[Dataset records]
- - -
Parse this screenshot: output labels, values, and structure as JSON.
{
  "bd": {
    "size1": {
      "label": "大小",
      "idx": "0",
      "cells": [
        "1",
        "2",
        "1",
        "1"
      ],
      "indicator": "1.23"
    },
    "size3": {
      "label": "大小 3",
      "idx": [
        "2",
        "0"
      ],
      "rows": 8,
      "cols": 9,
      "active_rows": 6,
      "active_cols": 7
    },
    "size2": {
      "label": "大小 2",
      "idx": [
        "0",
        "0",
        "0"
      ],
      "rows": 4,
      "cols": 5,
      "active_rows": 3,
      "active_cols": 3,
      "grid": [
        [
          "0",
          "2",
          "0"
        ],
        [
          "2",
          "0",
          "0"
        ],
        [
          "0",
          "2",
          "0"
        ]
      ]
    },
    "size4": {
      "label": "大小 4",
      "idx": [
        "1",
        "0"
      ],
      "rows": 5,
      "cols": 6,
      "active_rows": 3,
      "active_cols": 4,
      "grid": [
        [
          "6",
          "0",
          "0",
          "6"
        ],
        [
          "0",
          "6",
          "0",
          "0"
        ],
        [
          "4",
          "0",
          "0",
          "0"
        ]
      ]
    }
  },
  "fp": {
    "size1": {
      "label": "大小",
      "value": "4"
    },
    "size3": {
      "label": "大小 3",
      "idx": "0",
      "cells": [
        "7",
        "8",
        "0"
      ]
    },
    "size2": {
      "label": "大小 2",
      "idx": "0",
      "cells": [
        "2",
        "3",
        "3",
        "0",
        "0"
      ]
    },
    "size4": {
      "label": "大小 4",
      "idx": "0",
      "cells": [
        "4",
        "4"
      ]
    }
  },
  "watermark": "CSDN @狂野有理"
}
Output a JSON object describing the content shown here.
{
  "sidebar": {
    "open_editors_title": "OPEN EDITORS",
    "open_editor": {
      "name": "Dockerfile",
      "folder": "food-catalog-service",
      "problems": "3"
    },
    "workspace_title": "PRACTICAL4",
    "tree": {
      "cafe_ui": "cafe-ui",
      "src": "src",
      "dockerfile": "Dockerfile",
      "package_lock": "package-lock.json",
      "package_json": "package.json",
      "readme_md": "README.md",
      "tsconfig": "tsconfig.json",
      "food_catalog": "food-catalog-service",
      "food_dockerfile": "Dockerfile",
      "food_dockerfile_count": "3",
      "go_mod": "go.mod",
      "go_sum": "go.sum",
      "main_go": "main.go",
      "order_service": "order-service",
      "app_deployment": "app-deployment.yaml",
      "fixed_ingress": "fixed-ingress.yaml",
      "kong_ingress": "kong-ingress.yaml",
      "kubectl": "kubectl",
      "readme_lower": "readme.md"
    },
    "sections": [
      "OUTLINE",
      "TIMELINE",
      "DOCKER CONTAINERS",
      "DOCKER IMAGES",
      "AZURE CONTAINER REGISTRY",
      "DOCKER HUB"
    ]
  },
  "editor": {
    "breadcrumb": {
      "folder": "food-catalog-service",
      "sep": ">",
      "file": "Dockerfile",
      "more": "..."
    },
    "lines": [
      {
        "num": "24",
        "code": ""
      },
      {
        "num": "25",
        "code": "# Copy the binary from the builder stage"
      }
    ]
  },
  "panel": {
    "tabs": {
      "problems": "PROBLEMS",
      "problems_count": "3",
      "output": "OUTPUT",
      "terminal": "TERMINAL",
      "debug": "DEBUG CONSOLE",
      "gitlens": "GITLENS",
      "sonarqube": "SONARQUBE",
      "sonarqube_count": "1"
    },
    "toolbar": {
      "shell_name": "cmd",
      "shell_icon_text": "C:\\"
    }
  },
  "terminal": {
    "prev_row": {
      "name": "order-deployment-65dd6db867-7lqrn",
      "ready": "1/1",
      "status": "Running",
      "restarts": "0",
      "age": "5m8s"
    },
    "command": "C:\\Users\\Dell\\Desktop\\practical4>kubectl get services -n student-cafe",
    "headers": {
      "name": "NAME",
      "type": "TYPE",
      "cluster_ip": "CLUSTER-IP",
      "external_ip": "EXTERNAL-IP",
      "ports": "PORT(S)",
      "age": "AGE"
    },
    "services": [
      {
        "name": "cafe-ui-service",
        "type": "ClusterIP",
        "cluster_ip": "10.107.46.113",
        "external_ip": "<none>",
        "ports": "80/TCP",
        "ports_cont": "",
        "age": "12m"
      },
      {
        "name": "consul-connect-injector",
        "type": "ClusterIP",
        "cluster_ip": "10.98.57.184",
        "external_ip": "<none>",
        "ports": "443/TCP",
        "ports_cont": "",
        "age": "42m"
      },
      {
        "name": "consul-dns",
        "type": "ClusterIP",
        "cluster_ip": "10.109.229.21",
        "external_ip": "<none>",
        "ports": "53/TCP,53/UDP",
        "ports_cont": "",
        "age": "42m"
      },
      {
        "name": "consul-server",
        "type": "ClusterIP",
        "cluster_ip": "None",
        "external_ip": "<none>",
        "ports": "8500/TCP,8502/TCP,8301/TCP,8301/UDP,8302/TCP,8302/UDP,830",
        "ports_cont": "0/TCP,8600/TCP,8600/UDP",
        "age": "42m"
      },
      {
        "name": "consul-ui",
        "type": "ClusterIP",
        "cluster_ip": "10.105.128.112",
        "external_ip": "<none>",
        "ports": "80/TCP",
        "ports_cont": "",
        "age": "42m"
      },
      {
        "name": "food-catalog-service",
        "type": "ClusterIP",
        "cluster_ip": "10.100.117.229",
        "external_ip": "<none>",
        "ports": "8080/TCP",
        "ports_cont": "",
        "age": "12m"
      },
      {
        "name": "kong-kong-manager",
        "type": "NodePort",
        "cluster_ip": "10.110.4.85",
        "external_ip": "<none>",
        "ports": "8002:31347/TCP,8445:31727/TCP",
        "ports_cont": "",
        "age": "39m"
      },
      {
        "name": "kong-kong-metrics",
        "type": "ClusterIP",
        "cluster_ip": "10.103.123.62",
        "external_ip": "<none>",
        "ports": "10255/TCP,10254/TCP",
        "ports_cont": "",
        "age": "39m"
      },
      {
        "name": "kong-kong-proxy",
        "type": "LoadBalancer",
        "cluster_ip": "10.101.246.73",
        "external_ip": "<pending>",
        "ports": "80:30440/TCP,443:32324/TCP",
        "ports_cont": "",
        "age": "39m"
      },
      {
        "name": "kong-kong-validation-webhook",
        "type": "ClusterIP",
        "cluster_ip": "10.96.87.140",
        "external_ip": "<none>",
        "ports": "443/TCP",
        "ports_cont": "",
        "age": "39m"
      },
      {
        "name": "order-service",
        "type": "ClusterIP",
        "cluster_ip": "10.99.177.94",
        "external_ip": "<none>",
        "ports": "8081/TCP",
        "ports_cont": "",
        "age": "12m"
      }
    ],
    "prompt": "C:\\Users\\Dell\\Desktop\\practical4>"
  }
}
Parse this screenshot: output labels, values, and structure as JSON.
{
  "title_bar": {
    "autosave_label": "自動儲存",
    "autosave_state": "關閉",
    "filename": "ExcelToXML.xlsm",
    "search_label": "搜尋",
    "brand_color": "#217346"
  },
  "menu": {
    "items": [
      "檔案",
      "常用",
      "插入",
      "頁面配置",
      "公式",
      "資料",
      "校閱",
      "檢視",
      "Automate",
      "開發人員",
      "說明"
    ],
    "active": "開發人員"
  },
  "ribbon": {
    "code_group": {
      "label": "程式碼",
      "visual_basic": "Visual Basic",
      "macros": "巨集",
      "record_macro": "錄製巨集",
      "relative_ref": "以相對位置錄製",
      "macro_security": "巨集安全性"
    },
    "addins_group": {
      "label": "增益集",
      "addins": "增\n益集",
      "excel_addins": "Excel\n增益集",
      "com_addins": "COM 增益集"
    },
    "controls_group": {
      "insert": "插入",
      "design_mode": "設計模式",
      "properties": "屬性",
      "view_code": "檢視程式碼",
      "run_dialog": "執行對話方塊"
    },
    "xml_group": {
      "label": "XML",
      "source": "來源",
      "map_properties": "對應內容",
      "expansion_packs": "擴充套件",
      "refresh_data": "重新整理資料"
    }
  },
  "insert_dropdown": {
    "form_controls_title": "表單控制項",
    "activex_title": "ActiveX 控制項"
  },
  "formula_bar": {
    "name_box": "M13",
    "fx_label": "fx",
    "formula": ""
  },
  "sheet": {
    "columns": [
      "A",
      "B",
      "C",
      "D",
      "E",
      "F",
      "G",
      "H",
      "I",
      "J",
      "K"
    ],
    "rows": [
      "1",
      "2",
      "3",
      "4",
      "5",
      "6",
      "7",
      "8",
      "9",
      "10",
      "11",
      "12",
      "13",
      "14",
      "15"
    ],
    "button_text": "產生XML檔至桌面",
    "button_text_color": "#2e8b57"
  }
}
- - -
• Required work
Go through the entries above and copy every line containing "deployment".

• The response
      "app_deployment": "app-deployment.yaml",
      "name": "order-deployment-65dd6db867-7lqrn",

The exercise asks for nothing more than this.